• **Exercise goal**
Make an exact copy of all the entries below, with the pictures left out.

• **Dataset excerpts**
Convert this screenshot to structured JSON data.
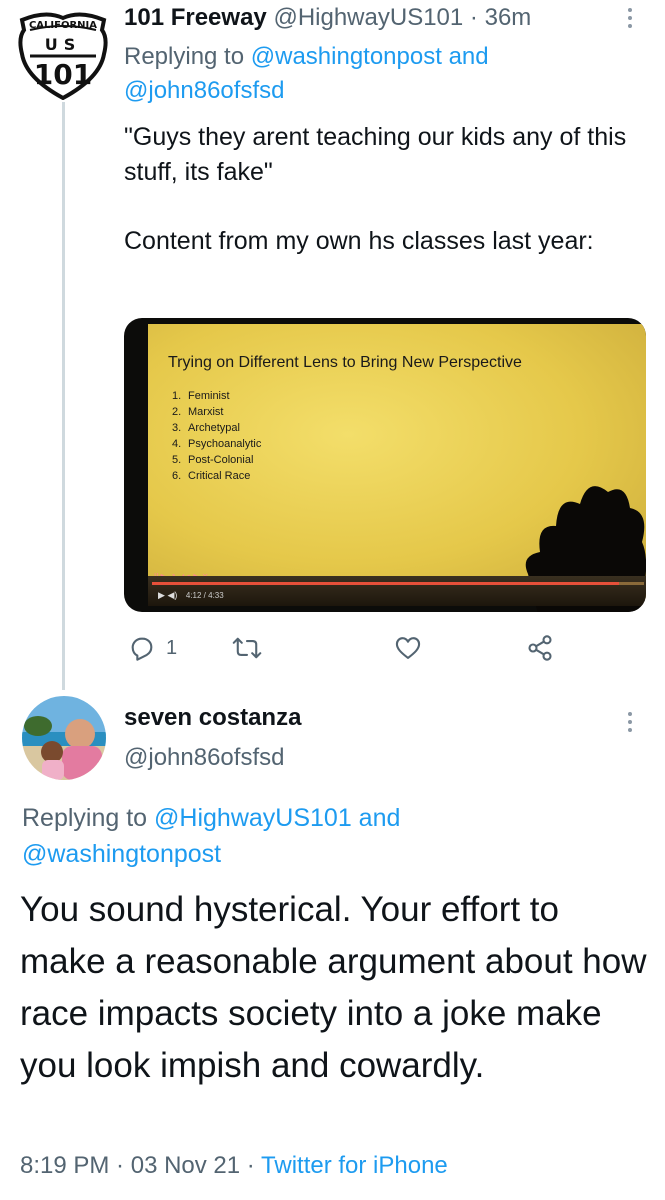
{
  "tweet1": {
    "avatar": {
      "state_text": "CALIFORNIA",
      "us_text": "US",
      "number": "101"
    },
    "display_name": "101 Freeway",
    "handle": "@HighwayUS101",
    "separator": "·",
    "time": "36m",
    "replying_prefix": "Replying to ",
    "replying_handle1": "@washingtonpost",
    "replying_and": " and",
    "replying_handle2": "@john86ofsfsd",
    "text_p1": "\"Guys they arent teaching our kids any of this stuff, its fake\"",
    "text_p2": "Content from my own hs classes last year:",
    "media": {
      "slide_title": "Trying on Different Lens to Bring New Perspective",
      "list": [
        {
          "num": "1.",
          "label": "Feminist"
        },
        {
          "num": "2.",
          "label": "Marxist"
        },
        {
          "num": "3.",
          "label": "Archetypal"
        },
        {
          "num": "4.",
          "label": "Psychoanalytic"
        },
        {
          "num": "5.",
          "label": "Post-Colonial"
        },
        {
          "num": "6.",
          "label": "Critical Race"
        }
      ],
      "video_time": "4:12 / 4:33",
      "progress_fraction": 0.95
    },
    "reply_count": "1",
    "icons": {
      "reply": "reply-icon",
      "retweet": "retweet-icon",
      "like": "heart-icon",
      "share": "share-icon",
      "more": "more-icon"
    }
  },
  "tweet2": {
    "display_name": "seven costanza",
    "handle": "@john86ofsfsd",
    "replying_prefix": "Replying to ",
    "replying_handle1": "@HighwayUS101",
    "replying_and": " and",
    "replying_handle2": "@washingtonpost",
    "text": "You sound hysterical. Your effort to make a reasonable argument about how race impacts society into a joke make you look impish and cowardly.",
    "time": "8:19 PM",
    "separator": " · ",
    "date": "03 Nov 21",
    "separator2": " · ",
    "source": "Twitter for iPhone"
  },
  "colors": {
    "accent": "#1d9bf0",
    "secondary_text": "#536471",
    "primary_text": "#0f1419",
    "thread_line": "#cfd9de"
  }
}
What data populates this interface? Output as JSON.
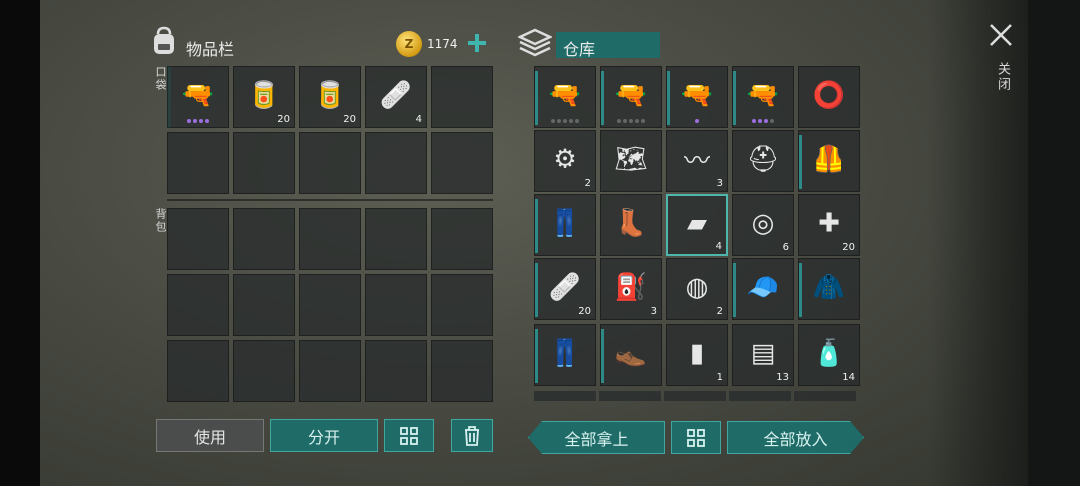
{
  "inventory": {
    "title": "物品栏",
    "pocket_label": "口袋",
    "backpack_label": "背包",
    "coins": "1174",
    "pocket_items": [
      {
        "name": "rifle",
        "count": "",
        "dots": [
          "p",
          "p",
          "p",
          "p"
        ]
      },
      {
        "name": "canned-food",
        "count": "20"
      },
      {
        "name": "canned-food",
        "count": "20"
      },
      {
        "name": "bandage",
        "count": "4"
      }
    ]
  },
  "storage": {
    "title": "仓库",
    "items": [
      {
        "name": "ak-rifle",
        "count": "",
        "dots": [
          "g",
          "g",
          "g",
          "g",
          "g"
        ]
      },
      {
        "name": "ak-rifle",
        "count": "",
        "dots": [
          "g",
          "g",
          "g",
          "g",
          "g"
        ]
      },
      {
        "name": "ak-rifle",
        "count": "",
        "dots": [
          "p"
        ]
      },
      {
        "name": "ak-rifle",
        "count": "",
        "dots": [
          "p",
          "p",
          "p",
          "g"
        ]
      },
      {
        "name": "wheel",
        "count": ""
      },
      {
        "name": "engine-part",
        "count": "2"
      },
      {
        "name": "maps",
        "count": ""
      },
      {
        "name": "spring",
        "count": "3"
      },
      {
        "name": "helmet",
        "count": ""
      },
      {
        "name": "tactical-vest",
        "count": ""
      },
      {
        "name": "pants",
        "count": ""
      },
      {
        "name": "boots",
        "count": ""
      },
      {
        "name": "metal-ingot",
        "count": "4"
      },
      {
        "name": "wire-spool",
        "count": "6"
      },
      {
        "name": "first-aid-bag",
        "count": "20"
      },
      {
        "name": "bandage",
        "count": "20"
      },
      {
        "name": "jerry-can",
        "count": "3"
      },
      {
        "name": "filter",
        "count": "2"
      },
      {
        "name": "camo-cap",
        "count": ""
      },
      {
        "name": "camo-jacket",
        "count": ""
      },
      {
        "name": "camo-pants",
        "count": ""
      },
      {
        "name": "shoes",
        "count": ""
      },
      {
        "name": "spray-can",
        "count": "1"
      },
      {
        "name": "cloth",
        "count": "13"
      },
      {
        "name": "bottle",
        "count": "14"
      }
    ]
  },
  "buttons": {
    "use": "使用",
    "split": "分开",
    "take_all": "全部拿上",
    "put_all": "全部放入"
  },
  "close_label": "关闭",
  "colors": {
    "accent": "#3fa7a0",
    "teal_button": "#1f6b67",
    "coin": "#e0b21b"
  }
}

• **Answer to this exercise**
Convert this screenshot to structured JSON data.
{
  "tweet1": {
    "avatar": {
      "state_text": "CALIFORNIA",
      "us_text": "US",
      "number": "101"
    },
    "display_name": "101 Freeway",
    "handle": "@HighwayUS101",
    "separator": "·",
    "time": "36m",
    "replying_prefix": "Replying to ",
    "replying_handle1": "@washingtonpost",
    "replying_and": " and",
    "replying_handle2": "@john86ofsfsd",
    "text_p1": "\"Guys they arent teaching our kids any of this stuff, its fake\"",
    "text_p2": "Content from my own hs classes last year:",
    "media": {
      "slide_title": "Trying on Different Lens to Bring New Perspective",
      "list": [
        {
          "num": "1.",
          "label": "Feminist"
        },
        {
          "num": "2.",
          "label": "Marxist"
        },
        {
          "num": "3.",
          "label": "Archetypal"
        },
        {
          "num": "4.",
          "label": "Psychoanalytic"
        },
        {
          "num": "5.",
          "label": "Post-Colonial"
        },
        {
          "num": "6.",
          "label": "Critical Race"
        }
      ],
      "video_time": "4:12 / 4:33",
      "progress_fraction": 0.95
    },
    "reply_count": "1",
    "icons": {
      "reply": "reply-icon",
      "retweet": "retweet-icon",
      "like": "heart-icon",
      "share": "share-icon",
      "more": "more-icon"
    }
  },
  "tweet2": {
    "display_name": "seven costanza",
    "handle": "@john86ofsfsd",
    "replying_prefix": "Replying to ",
    "replying_handle1": "@HighwayUS101",
    "replying_and": " and",
    "replying_handle2": "@washingtonpost",
    "text": "You sound hysterical. Your effort to make a reasonable argument about how race impacts society into a joke make you look impish and cowardly.",
    "time": "8:19 PM",
    "separator": " · ",
    "date": "03 Nov 21",
    "separator2": " · ",
    "source": "Twitter for iPhone"
  },
  "colors": {
    "accent": "#1d9bf0",
    "secondary_text": "#536471",
    "primary_text": "#0f1419",
    "thread_line": "#cfd9de"
  }
}
What data populates this interface? Output as JSON.
{
  "inventory": {
    "title": "物品栏",
    "pocket_label": "口袋",
    "backpack_label": "背包",
    "coins": "1174",
    "pocket_items": [
      {
        "name": "rifle",
        "count": "",
        "dots": [
          "p",
          "p",
          "p",
          "p"
        ]
      },
      {
        "name": "canned-food",
        "count": "20"
      },
      {
        "name": "canned-food",
        "count": "20"
      },
      {
        "name": "bandage",
        "count": "4"
      }
    ]
  },
  "storage": {
    "title": "仓库",
    "items": [
      {
        "name": "ak-rifle",
        "count": "",
        "dots": [
          "g",
          "g",
          "g",
          "g",
          "g"
        ]
      },
      {
        "name": "ak-rifle",
        "count": "",
        "dots": [
          "g",
          "g",
          "g",
          "g",
          "g"
        ]
      },
      {
        "name": "ak-rifle",
        "count": "",
        "dots": [
          "p"
        ]
      },
      {
        "name": "ak-rifle",
        "count": "",
        "dots": [
          "p",
          "p",
          "p",
          "g"
        ]
      },
      {
        "name": "wheel",
        "count": ""
      },
      {
        "name": "engine-part",
        "count": "2"
      },
      {
        "name": "maps",
        "count": ""
      },
      {
        "name": "spring",
        "count": "3"
      },
      {
        "name": "helmet",
        "count": ""
      },
      {
        "name": "tactical-vest",
        "count": ""
      },
      {
        "name": "pants",
        "count": ""
      },
      {
        "name": "boots",
        "count": ""
      },
      {
        "name": "metal-ingot",
        "count": "4"
      },
      {
        "name": "wire-spool",
        "count": "6"
      },
      {
        "name": "first-aid-bag",
        "count": "20"
      },
      {
        "name": "bandage",
        "count": "20"
      },
      {
        "name": "jerry-can",
        "count": "3"
      },
      {
        "name": "filter",
        "count": "2"
      },
      {
        "name": "camo-cap",
        "count": ""
      },
      {
        "name": "camo-jacket",
        "count": ""
      },
      {
        "name": "camo-pants",
        "count": ""
      },
      {
        "name": "shoes",
        "count": ""
      },
      {
        "name": "spray-can",
        "count": "1"
      },
      {
        "name": "cloth",
        "count": "13"
      },
      {
        "name": "bottle",
        "count": "14"
      }
    ]
  },
  "buttons": {
    "use": "使用",
    "split": "分开",
    "take_all": "全部拿上",
    "put_all": "全部放入"
  },
  "close_label": "关闭",
  "colors": {
    "accent": "#3fa7a0",
    "teal_button": "#1f6b67",
    "coin": "#e0b21b"
  }
}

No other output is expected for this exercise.